**Stated exercise:** Among these lines, how many include "ylabel"? Answer only with the number.

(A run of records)
☆ ☆ ☆

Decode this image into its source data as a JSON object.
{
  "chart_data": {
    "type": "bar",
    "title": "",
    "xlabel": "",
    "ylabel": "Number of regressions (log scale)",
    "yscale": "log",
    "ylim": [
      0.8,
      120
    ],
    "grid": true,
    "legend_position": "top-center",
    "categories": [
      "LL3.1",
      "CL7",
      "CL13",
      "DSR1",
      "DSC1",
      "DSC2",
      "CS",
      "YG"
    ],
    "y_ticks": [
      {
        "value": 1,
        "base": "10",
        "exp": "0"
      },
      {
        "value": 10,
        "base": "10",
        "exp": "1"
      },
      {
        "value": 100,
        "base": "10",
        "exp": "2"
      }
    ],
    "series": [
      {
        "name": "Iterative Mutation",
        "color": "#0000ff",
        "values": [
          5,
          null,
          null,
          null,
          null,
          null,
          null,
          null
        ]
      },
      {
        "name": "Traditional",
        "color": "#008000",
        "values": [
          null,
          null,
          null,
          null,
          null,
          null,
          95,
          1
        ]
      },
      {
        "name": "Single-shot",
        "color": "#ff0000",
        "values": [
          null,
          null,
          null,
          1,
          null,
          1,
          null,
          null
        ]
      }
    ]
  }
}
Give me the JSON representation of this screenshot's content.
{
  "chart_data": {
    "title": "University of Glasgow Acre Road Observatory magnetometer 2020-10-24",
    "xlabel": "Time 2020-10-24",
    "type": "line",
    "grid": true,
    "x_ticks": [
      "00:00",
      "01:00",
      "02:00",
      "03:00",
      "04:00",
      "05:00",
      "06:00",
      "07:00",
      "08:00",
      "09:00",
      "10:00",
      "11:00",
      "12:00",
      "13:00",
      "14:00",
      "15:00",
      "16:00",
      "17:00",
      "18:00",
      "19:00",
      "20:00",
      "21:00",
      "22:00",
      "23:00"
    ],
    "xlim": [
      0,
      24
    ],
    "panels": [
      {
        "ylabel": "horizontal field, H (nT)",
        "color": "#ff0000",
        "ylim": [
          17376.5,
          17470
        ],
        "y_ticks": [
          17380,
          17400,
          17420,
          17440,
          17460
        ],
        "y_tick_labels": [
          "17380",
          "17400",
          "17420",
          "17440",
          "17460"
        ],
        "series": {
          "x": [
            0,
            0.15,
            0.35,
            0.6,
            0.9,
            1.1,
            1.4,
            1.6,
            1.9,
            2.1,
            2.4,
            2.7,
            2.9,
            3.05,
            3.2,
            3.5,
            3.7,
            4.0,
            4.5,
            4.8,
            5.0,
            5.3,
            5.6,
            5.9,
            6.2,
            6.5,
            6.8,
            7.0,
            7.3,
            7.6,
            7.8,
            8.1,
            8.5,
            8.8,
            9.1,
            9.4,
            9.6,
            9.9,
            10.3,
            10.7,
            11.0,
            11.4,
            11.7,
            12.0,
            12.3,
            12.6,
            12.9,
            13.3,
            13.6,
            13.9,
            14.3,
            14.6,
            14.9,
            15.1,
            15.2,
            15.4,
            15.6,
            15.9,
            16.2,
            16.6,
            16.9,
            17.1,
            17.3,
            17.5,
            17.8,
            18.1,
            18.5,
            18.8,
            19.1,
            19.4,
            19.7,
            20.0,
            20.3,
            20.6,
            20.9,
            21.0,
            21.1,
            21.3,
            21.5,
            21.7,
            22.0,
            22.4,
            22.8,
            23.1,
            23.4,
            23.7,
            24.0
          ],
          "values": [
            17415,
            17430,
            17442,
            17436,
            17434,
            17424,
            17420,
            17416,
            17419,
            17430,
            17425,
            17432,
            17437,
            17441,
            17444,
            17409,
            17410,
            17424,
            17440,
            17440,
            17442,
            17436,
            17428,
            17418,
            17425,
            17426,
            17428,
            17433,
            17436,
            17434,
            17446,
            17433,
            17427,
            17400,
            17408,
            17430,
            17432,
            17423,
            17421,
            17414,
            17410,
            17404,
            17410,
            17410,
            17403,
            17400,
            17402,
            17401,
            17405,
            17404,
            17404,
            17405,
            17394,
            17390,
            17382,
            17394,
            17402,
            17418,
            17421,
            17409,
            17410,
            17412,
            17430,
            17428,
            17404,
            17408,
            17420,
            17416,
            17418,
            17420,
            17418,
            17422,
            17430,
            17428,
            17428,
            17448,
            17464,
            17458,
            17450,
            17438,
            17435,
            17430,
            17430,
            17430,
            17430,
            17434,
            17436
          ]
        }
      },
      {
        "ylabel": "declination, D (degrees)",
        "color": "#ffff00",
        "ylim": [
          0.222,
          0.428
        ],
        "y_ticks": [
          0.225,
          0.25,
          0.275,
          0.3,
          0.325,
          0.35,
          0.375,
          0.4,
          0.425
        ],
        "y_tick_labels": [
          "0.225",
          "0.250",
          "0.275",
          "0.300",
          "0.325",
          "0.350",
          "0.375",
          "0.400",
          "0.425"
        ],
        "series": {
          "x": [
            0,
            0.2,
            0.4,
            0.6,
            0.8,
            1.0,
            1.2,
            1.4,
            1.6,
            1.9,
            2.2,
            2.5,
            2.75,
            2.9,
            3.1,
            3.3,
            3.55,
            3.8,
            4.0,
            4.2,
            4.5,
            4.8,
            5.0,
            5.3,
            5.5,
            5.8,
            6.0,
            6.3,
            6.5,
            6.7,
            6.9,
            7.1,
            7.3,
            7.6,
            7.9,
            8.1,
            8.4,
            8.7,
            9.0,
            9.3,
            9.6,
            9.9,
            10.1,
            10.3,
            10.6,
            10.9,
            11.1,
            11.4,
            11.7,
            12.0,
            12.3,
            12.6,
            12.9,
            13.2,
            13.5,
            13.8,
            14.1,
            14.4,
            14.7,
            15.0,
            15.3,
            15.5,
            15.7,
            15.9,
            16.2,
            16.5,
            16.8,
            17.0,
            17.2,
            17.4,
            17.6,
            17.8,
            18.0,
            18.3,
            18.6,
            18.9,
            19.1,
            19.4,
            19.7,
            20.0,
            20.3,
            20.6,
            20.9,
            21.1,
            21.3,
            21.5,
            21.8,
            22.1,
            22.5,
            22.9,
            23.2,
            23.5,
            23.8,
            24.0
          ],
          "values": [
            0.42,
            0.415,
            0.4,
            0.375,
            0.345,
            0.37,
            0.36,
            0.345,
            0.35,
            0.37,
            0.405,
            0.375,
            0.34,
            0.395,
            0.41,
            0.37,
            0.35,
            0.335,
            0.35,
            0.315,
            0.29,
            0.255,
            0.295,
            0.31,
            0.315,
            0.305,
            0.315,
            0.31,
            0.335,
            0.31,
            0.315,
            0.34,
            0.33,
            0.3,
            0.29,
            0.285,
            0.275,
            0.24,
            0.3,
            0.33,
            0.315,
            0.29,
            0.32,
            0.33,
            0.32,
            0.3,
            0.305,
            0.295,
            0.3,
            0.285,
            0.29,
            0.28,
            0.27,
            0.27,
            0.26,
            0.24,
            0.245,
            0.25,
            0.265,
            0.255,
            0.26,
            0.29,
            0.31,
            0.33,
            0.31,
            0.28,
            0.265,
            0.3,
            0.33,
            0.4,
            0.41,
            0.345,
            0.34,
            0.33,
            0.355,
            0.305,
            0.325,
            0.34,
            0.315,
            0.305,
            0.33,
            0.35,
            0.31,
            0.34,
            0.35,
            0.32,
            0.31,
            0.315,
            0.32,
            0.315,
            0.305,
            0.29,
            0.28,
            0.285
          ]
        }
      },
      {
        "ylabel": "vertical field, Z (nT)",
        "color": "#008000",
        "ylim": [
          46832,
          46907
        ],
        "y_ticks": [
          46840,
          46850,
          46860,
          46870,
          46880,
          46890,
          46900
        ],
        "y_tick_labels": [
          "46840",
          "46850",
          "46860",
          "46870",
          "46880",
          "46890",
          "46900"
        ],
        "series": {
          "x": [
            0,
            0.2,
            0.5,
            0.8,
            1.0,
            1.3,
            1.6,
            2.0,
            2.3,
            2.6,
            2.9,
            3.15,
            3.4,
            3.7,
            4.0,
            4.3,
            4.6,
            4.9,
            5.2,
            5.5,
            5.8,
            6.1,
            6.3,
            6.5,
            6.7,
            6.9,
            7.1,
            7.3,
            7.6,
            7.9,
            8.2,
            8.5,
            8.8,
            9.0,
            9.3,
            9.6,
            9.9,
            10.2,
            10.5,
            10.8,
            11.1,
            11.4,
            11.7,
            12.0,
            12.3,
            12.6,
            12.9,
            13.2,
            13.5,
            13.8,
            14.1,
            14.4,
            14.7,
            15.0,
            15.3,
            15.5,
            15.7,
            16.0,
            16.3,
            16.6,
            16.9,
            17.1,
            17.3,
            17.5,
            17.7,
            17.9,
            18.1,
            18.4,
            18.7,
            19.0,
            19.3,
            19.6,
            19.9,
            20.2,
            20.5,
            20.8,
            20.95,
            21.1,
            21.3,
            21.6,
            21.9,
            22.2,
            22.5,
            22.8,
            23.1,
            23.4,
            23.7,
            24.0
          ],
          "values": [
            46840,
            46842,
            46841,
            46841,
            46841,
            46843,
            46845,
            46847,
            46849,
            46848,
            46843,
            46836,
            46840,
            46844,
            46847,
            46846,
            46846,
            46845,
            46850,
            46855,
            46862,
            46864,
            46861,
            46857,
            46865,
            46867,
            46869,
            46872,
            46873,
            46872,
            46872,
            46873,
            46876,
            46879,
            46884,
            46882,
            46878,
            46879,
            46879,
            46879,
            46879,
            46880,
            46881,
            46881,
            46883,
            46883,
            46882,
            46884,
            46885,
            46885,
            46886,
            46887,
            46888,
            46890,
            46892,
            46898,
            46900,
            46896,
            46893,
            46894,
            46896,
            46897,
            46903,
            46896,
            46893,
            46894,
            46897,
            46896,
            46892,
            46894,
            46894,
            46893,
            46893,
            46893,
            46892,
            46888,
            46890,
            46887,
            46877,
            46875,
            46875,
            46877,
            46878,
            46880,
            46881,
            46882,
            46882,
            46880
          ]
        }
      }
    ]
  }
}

☆ ☆ ☆

**Full answer:** 4